◆ GIVEN PROBLEM ◆
Repeat every entry word for word, skipping the pictures.

(Dataset items)

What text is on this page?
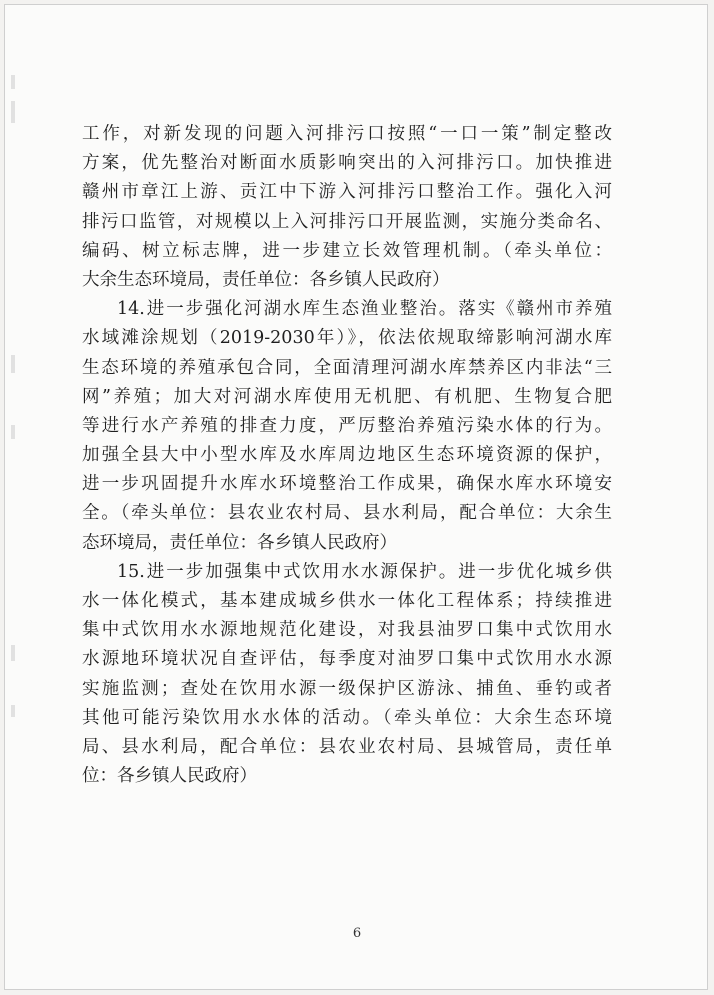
工作，对新发现的问题入河排污口按照“一口一策”制定整改
方案，优先整治对断面水质影响突出的入河排污口。加快推进
赣州市章江上游、贡江中下游入河排污口整治工作。强化入河
排污口监管，对规模以上入河排污口开展监测，实施分类命名、
编码、树立标志牌，进一步建立长效管理机制。（牵头单位：
大余生态环境局，责任单位：各乡镇人民政府）
14.进一步强化河湖水库生态渔业整治。落实《赣州市养殖
水域滩涂规划（2019-2030年）》，依法依规取缔影响河湖水库
生态环境的养殖承包合同，全面清理河湖水库禁养区内非法“三
网”养殖；加大对河湖水库使用无机肥、有机肥、生物复合肥
等进行水产养殖的排查力度，严厉整治养殖污染水体的行为。
加强全县大中小型水库及水库周边地区生态环境资源的保护，
进一步巩固提升水库水环境整治工作成果，确保水库水环境安
全。（牵头单位：县农业农村局、县水利局，配合单位：大余生
态环境局，责任单位：各乡镇人民政府）
15.进一步加强集中式饮用水水源保护。进一步优化城乡供
水一体化模式，基本建成城乡供水一体化工程体系；持续推进
集中式饮用水水源地规范化建设，对我县油罗口集中式饮用水
水源地环境状况自查评估，每季度对油罗口集中式饮用水水源
实施监测；查处在饮用水源一级保护区游泳、捕鱼、垂钓或者
其他可能污染饮用水水体的活动。（牵头单位：大余生态环境
局、县水利局，配合单位：县农业农村局、县城管局，责任单
位：各乡镇人民政府）
6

◆ COMPLETE OUTPUT ◆
What text is on this page?
工作，对新发现的问题入河排污口按照“一口一策”制定整改
方案，优先整治对断面水质影响突出的入河排污口。加快推进
赣州市章江上游、贡江中下游入河排污口整治工作。强化入河
排污口监管，对规模以上入河排污口开展监测，实施分类命名、
编码、树立标志牌，进一步建立长效管理机制。（牵头单位：
大余生态环境局，责任单位：各乡镇人民政府）
14.进一步强化河湖水库生态渔业整治。落实《赣州市养殖
水域滩涂规划（2019-2030年）》，依法依规取缔影响河湖水库
生态环境的养殖承包合同，全面清理河湖水库禁养区内非法“三
网”养殖；加大对河湖水库使用无机肥、有机肥、生物复合肥
等进行水产养殖的排查力度，严厉整治养殖污染水体的行为。
加强全县大中小型水库及水库周边地区生态环境资源的保护，
进一步巩固提升水库水环境整治工作成果，确保水库水环境安
全。（牵头单位：县农业农村局、县水利局，配合单位：大余生
态环境局，责任单位：各乡镇人民政府）
15.进一步加强集中式饮用水水源保护。进一步优化城乡供
水一体化模式，基本建成城乡供水一体化工程体系；持续推进
集中式饮用水水源地规范化建设，对我县油罗口集中式饮用水
水源地环境状况自查评估，每季度对油罗口集中式饮用水水源
实施监测；查处在饮用水源一级保护区游泳、捕鱼、垂钓或者
其他可能污染饮用水水体的活动。（牵头单位：大余生态环境
局、县水利局，配合单位：县农业农村局、县城管局，责任单
位：各乡镇人民政府）
6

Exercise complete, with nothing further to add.